◆ To be done ◆
Output the full listing word for word.

◆ Records provided ◆
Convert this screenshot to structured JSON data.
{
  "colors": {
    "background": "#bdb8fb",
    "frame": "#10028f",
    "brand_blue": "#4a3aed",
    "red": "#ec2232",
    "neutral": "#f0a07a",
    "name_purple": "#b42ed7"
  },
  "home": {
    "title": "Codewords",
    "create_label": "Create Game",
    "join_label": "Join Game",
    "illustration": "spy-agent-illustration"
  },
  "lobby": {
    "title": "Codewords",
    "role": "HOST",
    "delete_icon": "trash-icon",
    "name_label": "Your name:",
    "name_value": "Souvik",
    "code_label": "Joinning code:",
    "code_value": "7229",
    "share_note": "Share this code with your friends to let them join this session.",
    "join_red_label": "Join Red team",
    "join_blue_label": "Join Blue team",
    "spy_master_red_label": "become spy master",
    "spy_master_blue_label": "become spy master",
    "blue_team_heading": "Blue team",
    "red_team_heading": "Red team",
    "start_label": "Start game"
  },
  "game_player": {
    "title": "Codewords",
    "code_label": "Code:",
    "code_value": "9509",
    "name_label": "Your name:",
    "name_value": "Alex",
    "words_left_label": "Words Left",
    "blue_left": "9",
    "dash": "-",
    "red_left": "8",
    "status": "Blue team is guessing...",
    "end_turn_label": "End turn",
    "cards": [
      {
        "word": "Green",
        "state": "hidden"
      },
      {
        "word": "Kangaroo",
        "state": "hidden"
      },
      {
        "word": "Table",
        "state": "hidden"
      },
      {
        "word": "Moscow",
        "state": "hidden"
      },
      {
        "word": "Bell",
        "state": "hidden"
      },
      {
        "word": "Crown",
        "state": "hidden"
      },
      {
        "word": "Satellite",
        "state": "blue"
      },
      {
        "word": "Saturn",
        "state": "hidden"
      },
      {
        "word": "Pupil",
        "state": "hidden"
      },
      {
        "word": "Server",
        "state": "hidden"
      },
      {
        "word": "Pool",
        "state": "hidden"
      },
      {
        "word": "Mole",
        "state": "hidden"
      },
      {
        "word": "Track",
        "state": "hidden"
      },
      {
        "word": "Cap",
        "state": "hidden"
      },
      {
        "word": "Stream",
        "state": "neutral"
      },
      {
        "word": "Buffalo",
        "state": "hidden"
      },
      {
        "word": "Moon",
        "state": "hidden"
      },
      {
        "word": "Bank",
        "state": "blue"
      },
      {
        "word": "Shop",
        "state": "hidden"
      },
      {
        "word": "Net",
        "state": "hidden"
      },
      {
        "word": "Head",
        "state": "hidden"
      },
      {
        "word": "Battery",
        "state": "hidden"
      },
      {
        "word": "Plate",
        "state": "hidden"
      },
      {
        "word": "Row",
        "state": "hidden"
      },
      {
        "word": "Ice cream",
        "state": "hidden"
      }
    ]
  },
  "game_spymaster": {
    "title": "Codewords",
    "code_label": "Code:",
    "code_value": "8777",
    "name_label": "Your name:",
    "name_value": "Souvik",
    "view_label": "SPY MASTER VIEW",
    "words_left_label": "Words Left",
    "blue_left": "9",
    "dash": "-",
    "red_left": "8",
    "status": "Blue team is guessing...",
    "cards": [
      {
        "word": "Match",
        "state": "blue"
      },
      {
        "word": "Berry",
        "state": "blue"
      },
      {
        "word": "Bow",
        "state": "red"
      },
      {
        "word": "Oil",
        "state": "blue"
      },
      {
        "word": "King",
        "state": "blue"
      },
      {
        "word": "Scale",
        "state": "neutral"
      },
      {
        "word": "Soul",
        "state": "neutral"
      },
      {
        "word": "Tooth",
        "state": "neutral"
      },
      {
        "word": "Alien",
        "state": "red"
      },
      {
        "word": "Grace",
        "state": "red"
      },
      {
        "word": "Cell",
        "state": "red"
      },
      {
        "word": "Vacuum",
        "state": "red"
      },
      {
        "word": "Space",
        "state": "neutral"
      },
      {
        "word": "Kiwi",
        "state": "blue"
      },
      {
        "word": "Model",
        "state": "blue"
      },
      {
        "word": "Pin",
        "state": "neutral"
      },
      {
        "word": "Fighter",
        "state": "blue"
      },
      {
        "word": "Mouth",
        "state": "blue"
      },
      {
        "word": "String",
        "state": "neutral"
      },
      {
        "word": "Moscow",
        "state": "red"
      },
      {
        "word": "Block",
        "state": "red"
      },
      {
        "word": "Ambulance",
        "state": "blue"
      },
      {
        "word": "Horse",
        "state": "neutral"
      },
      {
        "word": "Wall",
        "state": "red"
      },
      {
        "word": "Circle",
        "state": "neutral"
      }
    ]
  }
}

◆ Reply ◆
Convert this screenshot to structured JSON data.
{
  "colors": {
    "background": "#bdb8fb",
    "frame": "#10028f",
    "brand_blue": "#4a3aed",
    "red": "#ec2232",
    "neutral": "#f0a07a",
    "name_purple": "#b42ed7"
  },
  "home": {
    "title": "Codewords",
    "create_label": "Create Game",
    "join_label": "Join Game",
    "illustration": "spy-agent-illustration"
  },
  "lobby": {
    "title": "Codewords",
    "role": "HOST",
    "delete_icon": "trash-icon",
    "name_label": "Your name:",
    "name_value": "Souvik",
    "code_label": "Joinning code:",
    "code_value": "7229",
    "share_note": "Share this code with your friends to let them join this session.",
    "join_red_label": "Join Red team",
    "join_blue_label": "Join Blue team",
    "spy_master_red_label": "become spy master",
    "spy_master_blue_label": "become spy master",
    "blue_team_heading": "Blue team",
    "red_team_heading": "Red team",
    "start_label": "Start game"
  },
  "game_player": {
    "title": "Codewords",
    "code_label": "Code:",
    "code_value": "9509",
    "name_label": "Your name:",
    "name_value": "Alex",
    "words_left_label": "Words Left",
    "blue_left": "9",
    "dash": "-",
    "red_left": "8",
    "status": "Blue team is guessing...",
    "end_turn_label": "End turn",
    "cards": [
      {
        "word": "Green",
        "state": "hidden"
      },
      {
        "word": "Kangaroo",
        "state": "hidden"
      },
      {
        "word": "Table",
        "state": "hidden"
      },
      {
        "word": "Moscow",
        "state": "hidden"
      },
      {
        "word": "Bell",
        "state": "hidden"
      },
      {
        "word": "Crown",
        "state": "hidden"
      },
      {
        "word": "Satellite",
        "state": "blue"
      },
      {
        "word": "Saturn",
        "state": "hidden"
      },
      {
        "word": "Pupil",
        "state": "hidden"
      },
      {
        "word": "Server",
        "state": "hidden"
      },
      {
        "word": "Pool",
        "state": "hidden"
      },
      {
        "word": "Mole",
        "state": "hidden"
      },
      {
        "word": "Track",
        "state": "hidden"
      },
      {
        "word": "Cap",
        "state": "hidden"
      },
      {
        "word": "Stream",
        "state": "neutral"
      },
      {
        "word": "Buffalo",
        "state": "hidden"
      },
      {
        "word": "Moon",
        "state": "hidden"
      },
      {
        "word": "Bank",
        "state": "blue"
      },
      {
        "word": "Shop",
        "state": "hidden"
      },
      {
        "word": "Net",
        "state": "hidden"
      },
      {
        "word": "Head",
        "state": "hidden"
      },
      {
        "word": "Battery",
        "state": "hidden"
      },
      {
        "word": "Plate",
        "state": "hidden"
      },
      {
        "word": "Row",
        "state": "hidden"
      },
      {
        "word": "Ice cream",
        "state": "hidden"
      }
    ]
  },
  "game_spymaster": {
    "title": "Codewords",
    "code_label": "Code:",
    "code_value": "8777",
    "name_label": "Your name:",
    "name_value": "Souvik",
    "view_label": "SPY MASTER VIEW",
    "words_left_label": "Words Left",
    "blue_left": "9",
    "dash": "-",
    "red_left": "8",
    "status": "Blue team is guessing...",
    "cards": [
      {
        "word": "Match",
        "state": "blue"
      },
      {
        "word": "Berry",
        "state": "blue"
      },
      {
        "word": "Bow",
        "state": "red"
      },
      {
        "word": "Oil",
        "state": "blue"
      },
      {
        "word": "King",
        "state": "blue"
      },
      {
        "word": "Scale",
        "state": "neutral"
      },
      {
        "word": "Soul",
        "state": "neutral"
      },
      {
        "word": "Tooth",
        "state": "neutral"
      },
      {
        "word": "Alien",
        "state": "red"
      },
      {
        "word": "Grace",
        "state": "red"
      },
      {
        "word": "Cell",
        "state": "red"
      },
      {
        "word": "Vacuum",
        "state": "red"
      },
      {
        "word": "Space",
        "state": "neutral"
      },
      {
        "word": "Kiwi",
        "state": "blue"
      },
      {
        "word": "Model",
        "state": "blue"
      },
      {
        "word": "Pin",
        "state": "neutral"
      },
      {
        "word": "Fighter",
        "state": "blue"
      },
      {
        "word": "Mouth",
        "state": "blue"
      },
      {
        "word": "String",
        "state": "neutral"
      },
      {
        "word": "Moscow",
        "state": "red"
      },
      {
        "word": "Block",
        "state": "red"
      },
      {
        "word": "Ambulance",
        "state": "blue"
      },
      {
        "word": "Horse",
        "state": "neutral"
      },
      {
        "word": "Wall",
        "state": "red"
      },
      {
        "word": "Circle",
        "state": "neutral"
      }
    ]
  }
}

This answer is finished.